REQUIRED WORK:
Reproduce each line exactly. Skip none.

begin DATASET ENTRIES

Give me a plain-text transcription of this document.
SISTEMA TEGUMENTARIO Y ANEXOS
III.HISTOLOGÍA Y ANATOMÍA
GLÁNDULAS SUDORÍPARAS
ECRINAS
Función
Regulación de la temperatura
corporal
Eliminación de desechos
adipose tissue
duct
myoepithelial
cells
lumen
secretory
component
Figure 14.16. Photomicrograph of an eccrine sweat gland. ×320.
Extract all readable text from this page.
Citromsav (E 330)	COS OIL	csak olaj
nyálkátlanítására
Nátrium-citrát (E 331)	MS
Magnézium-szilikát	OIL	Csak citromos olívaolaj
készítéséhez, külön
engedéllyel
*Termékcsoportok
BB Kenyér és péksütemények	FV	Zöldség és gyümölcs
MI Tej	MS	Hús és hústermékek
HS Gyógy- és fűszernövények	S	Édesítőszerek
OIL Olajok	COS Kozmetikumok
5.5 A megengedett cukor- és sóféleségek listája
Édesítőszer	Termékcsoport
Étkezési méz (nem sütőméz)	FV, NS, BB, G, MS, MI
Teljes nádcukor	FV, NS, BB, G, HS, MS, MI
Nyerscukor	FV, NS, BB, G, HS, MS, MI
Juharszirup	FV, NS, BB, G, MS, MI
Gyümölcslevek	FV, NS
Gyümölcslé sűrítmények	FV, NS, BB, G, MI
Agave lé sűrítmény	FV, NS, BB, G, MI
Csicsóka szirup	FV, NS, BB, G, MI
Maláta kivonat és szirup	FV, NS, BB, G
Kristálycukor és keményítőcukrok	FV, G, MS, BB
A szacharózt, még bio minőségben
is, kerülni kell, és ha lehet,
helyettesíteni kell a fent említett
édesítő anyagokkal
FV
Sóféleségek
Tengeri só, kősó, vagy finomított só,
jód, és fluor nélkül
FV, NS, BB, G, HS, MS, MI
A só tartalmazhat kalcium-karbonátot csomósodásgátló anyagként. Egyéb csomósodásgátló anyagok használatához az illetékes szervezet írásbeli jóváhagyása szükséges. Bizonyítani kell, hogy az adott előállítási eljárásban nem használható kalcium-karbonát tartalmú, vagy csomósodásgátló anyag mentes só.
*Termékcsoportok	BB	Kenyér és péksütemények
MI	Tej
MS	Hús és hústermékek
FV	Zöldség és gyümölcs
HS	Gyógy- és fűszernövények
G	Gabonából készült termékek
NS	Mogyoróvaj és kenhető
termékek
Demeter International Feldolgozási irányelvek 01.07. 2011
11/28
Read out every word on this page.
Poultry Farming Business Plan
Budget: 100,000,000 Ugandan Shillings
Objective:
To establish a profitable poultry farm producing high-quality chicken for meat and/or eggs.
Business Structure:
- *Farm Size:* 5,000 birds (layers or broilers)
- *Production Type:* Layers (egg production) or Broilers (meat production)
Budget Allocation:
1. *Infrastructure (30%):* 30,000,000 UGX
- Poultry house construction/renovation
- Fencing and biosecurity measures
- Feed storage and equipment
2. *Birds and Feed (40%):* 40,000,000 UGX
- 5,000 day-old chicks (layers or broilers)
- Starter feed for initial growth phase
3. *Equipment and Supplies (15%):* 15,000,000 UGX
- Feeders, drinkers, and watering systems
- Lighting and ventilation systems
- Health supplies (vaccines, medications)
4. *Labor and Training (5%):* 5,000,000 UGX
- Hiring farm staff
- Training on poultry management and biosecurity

end DATASET ENTRIES

ANSWER FOR THE TASK:
Give me a plain-text transcription of this document.
SISTEMA TEGUMENTARIO Y ANEXOS
III.HISTOLOGÍA Y ANATOMÍA
GLÁNDULAS SUDORÍPARAS
ECRINAS
Función
Regulación de la temperatura
corporal
Eliminación de desechos
adipose tissue
duct
myoepithelial
cells
lumen
secretory
component
Figure 14.16. Photomicrograph of an eccrine sweat gland. ×320.
Extract all readable text from this page.
Citromsav (E 330)	COS OIL	csak olaj
nyálkátlanítására
Nátrium-citrát (E 331)	MS
Magnézium-szilikát	OIL	Csak citromos olívaolaj
készítéséhez, külön
engedéllyel
*Termékcsoportok
BB Kenyér és péksütemények	FV	Zöldség és gyümölcs
MI Tej	MS	Hús és hústermékek
HS Gyógy- és fűszernövények	S	Édesítőszerek
OIL Olajok	COS Kozmetikumok
5.5 A megengedett cukor- és sóféleségek listája
Édesítőszer	Termékcsoport
Étkezési méz (nem sütőméz)	FV, NS, BB, G, MS, MI
Teljes nádcukor	FV, NS, BB, G, HS, MS, MI
Nyerscukor	FV, NS, BB, G, HS, MS, MI
Juharszirup	FV, NS, BB, G, MS, MI
Gyümölcslevek	FV, NS
Gyümölcslé sűrítmények	FV, NS, BB, G, MI
Agave lé sűrítmény	FV, NS, BB, G, MI
Csicsóka szirup	FV, NS, BB, G, MI
Maláta kivonat és szirup	FV, NS, BB, G
Kristálycukor és keményítőcukrok	FV, G, MS, BB
A szacharózt, még bio minőségben
is, kerülni kell, és ha lehet,
helyettesíteni kell a fent említett
édesítő anyagokkal
FV
Sóféleségek
Tengeri só, kősó, vagy finomított só,
jód, és fluor nélkül
FV, NS, BB, G, HS, MS, MI
A só tartalmazhat kalcium-karbonátot csomósodásgátló anyagként. Egyéb csomósodásgátló anyagok használatához az illetékes szervezet írásbeli jóváhagyása szükséges. Bizonyítani kell, hogy az adott előállítási eljárásban nem használható kalcium-karbonát tartalmú, vagy csomósodásgátló anyag mentes só.
*Termékcsoportok	BB	Kenyér és péksütemények
MI	Tej
MS	Hús és hústermékek
FV	Zöldség és gyümölcs
HS	Gyógy- és fűszernövények
G	Gabonából készült termékek
NS	Mogyoróvaj és kenhető
termékek
Demeter International Feldolgozási irányelvek 01.07. 2011
11/28
Read out every word on this page.
Poultry Farming Business Plan
Budget: 100,000,000 Ugandan Shillings
Objective:
To establish a profitable poultry farm producing high-quality chicken for meat and/or eggs.
Business Structure:
- *Farm Size:* 5,000 birds (layers or broilers)
- *Production Type:* Layers (egg production) or Broilers (meat production)
Budget Allocation:
1. *Infrastructure (30%):* 30,000,000 UGX
- Poultry house construction/renovation
- Fencing and biosecurity measures
- Feed storage and equipment
2. *Birds and Feed (40%):* 40,000,000 UGX
- 5,000 day-old chicks (layers or broilers)
- Starter feed for initial growth phase
3. *Equipment and Supplies (15%):* 15,000,000 UGX
- Feeders, drinkers, and watering systems
- Lighting and ventilation systems
- Health supplies (vaccines, medications)
4. *Labor and Training (5%):* 5,000,000 UGX
- Hiring farm staff
- Training on poultry management and biosecurity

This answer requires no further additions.